─── EXCERPTED RECORDS
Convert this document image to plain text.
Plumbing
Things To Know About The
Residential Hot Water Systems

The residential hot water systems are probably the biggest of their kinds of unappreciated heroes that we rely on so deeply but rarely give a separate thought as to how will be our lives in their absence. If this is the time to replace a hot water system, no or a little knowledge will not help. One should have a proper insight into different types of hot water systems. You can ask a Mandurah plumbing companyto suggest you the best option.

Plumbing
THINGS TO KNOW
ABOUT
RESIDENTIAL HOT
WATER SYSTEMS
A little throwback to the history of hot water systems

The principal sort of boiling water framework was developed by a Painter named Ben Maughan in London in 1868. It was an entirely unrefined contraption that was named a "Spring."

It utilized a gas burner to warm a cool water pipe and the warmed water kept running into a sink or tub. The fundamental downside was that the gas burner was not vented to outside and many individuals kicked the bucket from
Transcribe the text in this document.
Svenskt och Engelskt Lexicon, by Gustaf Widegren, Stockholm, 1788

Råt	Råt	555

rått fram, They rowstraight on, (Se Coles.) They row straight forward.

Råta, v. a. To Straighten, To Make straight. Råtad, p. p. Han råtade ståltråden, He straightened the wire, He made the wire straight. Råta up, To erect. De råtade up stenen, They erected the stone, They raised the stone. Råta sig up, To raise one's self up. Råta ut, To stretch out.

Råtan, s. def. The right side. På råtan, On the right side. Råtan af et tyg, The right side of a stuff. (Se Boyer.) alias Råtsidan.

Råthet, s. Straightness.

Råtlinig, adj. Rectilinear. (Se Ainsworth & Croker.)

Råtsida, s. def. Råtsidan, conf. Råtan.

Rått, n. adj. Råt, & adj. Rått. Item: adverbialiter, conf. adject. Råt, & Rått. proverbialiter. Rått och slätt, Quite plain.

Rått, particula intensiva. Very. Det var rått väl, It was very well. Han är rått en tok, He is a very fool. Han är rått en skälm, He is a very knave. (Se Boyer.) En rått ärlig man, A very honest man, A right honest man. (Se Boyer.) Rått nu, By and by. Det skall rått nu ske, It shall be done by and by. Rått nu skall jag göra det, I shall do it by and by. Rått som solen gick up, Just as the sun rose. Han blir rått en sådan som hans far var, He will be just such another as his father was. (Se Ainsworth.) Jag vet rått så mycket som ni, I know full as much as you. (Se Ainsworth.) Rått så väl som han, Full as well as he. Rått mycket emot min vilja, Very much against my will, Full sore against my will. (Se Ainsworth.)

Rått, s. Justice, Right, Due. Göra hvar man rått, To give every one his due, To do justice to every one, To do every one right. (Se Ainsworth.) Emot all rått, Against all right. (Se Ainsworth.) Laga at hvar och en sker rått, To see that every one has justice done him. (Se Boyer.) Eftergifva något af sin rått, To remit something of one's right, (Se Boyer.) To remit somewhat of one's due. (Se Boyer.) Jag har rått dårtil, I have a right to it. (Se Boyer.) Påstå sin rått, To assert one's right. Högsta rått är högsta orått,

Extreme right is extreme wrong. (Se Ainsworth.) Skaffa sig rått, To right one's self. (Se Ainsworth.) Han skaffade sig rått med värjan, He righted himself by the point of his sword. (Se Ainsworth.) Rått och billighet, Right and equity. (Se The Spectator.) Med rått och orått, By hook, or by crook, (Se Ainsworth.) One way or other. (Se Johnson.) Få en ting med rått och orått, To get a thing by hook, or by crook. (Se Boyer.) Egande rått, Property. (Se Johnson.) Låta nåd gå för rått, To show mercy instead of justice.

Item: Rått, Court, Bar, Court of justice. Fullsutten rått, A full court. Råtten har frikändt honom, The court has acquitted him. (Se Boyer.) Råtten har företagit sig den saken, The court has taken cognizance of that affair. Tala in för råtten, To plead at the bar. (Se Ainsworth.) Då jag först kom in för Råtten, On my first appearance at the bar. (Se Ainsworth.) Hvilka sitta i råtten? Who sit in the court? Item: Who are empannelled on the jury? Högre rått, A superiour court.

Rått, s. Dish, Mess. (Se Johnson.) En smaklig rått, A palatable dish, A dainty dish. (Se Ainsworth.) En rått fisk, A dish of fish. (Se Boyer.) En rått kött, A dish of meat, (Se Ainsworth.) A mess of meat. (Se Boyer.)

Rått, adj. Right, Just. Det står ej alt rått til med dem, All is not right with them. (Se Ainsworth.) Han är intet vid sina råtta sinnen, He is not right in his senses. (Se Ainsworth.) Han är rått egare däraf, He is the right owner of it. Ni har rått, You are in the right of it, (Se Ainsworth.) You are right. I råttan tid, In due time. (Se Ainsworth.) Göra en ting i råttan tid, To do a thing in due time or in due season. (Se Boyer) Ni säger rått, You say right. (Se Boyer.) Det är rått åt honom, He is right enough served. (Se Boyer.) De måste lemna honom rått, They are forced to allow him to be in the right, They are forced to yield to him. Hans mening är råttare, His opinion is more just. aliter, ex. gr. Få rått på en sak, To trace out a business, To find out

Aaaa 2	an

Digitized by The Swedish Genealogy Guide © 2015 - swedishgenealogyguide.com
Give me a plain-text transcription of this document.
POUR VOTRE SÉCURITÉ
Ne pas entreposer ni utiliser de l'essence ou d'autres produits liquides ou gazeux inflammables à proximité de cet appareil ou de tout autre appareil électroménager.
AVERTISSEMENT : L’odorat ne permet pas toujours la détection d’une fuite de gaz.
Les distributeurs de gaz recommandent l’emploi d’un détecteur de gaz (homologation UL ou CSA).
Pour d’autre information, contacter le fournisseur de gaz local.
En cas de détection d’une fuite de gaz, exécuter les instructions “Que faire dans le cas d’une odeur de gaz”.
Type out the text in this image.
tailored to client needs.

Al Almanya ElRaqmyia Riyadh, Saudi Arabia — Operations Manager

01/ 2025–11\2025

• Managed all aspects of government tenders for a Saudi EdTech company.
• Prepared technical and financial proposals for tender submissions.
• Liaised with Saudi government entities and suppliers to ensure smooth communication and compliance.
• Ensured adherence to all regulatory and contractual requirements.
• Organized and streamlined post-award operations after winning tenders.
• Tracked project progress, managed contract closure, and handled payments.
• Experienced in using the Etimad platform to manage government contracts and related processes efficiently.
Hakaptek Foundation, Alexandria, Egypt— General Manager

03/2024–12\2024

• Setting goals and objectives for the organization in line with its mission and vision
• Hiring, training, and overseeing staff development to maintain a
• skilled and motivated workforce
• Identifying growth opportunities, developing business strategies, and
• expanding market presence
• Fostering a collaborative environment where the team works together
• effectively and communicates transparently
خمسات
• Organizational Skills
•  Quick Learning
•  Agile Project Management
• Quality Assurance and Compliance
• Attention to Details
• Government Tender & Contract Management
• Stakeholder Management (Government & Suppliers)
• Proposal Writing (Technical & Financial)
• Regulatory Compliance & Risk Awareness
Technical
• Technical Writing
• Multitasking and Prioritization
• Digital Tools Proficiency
──────
Retype the material above, line by line, exactly.

Convert this document image to plain text.
Plumbing
Things To Know About The
Residential Hot Water Systems

The residential hot water systems are probably the biggest of their kinds of unappreciated heroes that we rely on so deeply but rarely give a separate thought as to how will be our lives in their absence. If this is the time to replace a hot water system, no or a little knowledge will not help. One should have a proper insight into different types of hot water systems. You can ask a Mandurah plumbing companyto suggest you the best option.

Plumbing
THINGS TO KNOW
ABOUT
RESIDENTIAL HOT
WATER SYSTEMS
A little throwback to the history of hot water systems

The principal sort of boiling water framework was developed by a Painter named Ben Maughan in London in 1868. It was an entirely unrefined contraption that was named a "Spring."

It utilized a gas burner to warm a cool water pipe and the warmed water kept running into a sink or tub. The fundamental downside was that the gas burner was not vented to outside and many individuals kicked the bucket from
Transcribe the text in this document.
Svenskt och Engelskt Lexicon, by Gustaf Widegren, Stockholm, 1788

Råt	Råt	555

rått fram, They rowstraight on, (Se Coles.) They row straight forward.

Råta, v. a. To Straighten, To Make straight. Råtad, p. p. Han råtade ståltråden, He straightened the wire, He made the wire straight. Råta up, To erect. De råtade up stenen, They erected the stone, They raised the stone. Råta sig up, To raise one's self up. Råta ut, To stretch out.

Råtan, s. def. The right side. På råtan, On the right side. Råtan af et tyg, The right side of a stuff. (Se Boyer.) alias Råtsidan.

Råthet, s. Straightness.

Råtlinig, adj. Rectilinear. (Se Ainsworth & Croker.)

Råtsida, s. def. Råtsidan, conf. Råtan.

Rått, n. adj. Råt, & adj. Rått. Item: adverbialiter, conf. adject. Råt, & Rått. proverbialiter. Rått och slätt, Quite plain.

Rått, particula intensiva. Very. Det var rått väl, It was very well. Han är rått en tok, He is a very fool. Han är rått en skälm, He is a very knave. (Se Boyer.) En rått ärlig man, A very honest man, A right honest man. (Se Boyer.) Rått nu, By and by. Det skall rått nu ske, It shall be done by and by. Rått nu skall jag göra det, I shall do it by and by. Rått som solen gick up, Just as the sun rose. Han blir rått en sådan som hans far var, He will be just such another as his father was. (Se Ainsworth.) Jag vet rått så mycket som ni, I know full as much as you. (Se Ainsworth.) Rått så väl som han, Full as well as he. Rått mycket emot min vilja, Very much against my will, Full sore against my will. (Se Ainsworth.)

Rått, s. Justice, Right, Due. Göra hvar man rått, To give every one his due, To do justice to every one, To do every one right. (Se Ainsworth.) Emot all rått, Against all right. (Se Ainsworth.) Laga at hvar och en sker rått, To see that every one has justice done him. (Se Boyer.) Eftergifva något af sin rått, To remit something of one's right, (Se Boyer.) To remit somewhat of one's due. (Se Boyer.) Jag har rått dårtil, I have a right to it. (Se Boyer.) Påstå sin rått, To assert one's right. Högsta rått är högsta orått,

Extreme right is extreme wrong. (Se Ainsworth.) Skaffa sig rått, To right one's self. (Se Ainsworth.) Han skaffade sig rått med värjan, He righted himself by the point of his sword. (Se Ainsworth.) Rått och billighet, Right and equity. (Se The Spectator.) Med rått och orått, By hook, or by crook, (Se Ainsworth.) One way or other. (Se Johnson.) Få en ting med rått och orått, To get a thing by hook, or by crook. (Se Boyer.) Egande rått, Property. (Se Johnson.) Låta nåd gå för rått, To show mercy instead of justice.

Item: Rått, Court, Bar, Court of justice. Fullsutten rått, A full court. Råtten har frikändt honom, The court has acquitted him. (Se Boyer.) Råtten har företagit sig den saken, The court has taken cognizance of that affair. Tala in för råtten, To plead at the bar. (Se Ainsworth.) Då jag först kom in för Råtten, On my first appearance at the bar. (Se Ainsworth.) Hvilka sitta i råtten? Who sit in the court? Item: Who are empannelled on the jury? Högre rått, A superiour court.

Rått, s. Dish, Mess. (Se Johnson.) En smaklig rått, A palatable dish, A dainty dish. (Se Ainsworth.) En rått fisk, A dish of fish. (Se Boyer.) En rått kött, A dish of meat, (Se Ainsworth.) A mess of meat. (Se Boyer.)

Rått, adj. Right, Just. Det står ej alt rått til med dem, All is not right with them. (Se Ainsworth.) Han är intet vid sina råtta sinnen, He is not right in his senses. (Se Ainsworth.) Han är rått egare däraf, He is the right owner of it. Ni har rått, You are in the right of it, (Se Ainsworth.) You are right. I råttan tid, In due time. (Se Ainsworth.) Göra en ting i råttan tid, To do a thing in due time or in due season. (Se Boyer) Ni säger rått, You say right. (Se Boyer.) Det är rått åt honom, He is right enough served. (Se Boyer.) De måste lemna honom rått, They are forced to allow him to be in the right, They are forced to yield to him. Hans mening är råttare, His opinion is more just. aliter, ex. gr. Få rått på en sak, To trace out a business, To find out

Aaaa 2	an

Digitized by The Swedish Genealogy Guide © 2015 - swedishgenealogyguide.com
Give me a plain-text transcription of this document.
POUR VOTRE SÉCURITÉ
Ne pas entreposer ni utiliser de l'essence ou d'autres produits liquides ou gazeux inflammables à proximité de cet appareil ou de tout autre appareil électroménager.
AVERTISSEMENT : L’odorat ne permet pas toujours la détection d’une fuite de gaz.
Les distributeurs de gaz recommandent l’emploi d’un détecteur de gaz (homologation UL ou CSA).
Pour d’autre information, contacter le fournisseur de gaz local.
En cas de détection d’une fuite de gaz, exécuter les instructions “Que faire dans le cas d’une odeur de gaz”.
Type out the text in this image.
tailored to client needs.

Al Almanya ElRaqmyia Riyadh, Saudi Arabia — Operations Manager

01/ 2025–11\2025

• Managed all aspects of government tenders for a Saudi EdTech company.
• Prepared technical and financial proposals for tender submissions.
• Liaised with Saudi government entities and suppliers to ensure smooth communication and compliance.
• Ensured adherence to all regulatory and contractual requirements.
• Organized and streamlined post-award operations after winning tenders.
• Tracked project progress, managed contract closure, and handled payments.
• Experienced in using the Etimad platform to manage government contracts and related processes efficiently.
Hakaptek Foundation, Alexandria, Egypt— General Manager

03/2024–12\2024

• Setting goals and objectives for the organization in line with its mission and vision
• Hiring, training, and overseeing staff development to maintain a
• skilled and motivated workforce
• Identifying growth opportunities, developing business strategies, and
• expanding market presence
• Fostering a collaborative environment where the team works together
• effectively and communicates transparently
خمسات
• Organizational Skills
•  Quick Learning
•  Agile Project Management
• Quality Assurance and Compliance
• Attention to Details
• Government Tender & Contract Management
• Stakeholder Management (Government & Suppliers)
• Proposal Writing (Technical & Financial)
• Regulatory Compliance & Risk Awareness
Technical
• Technical Writing
• Multitasking and Prioritization
• Digital Tools Proficiency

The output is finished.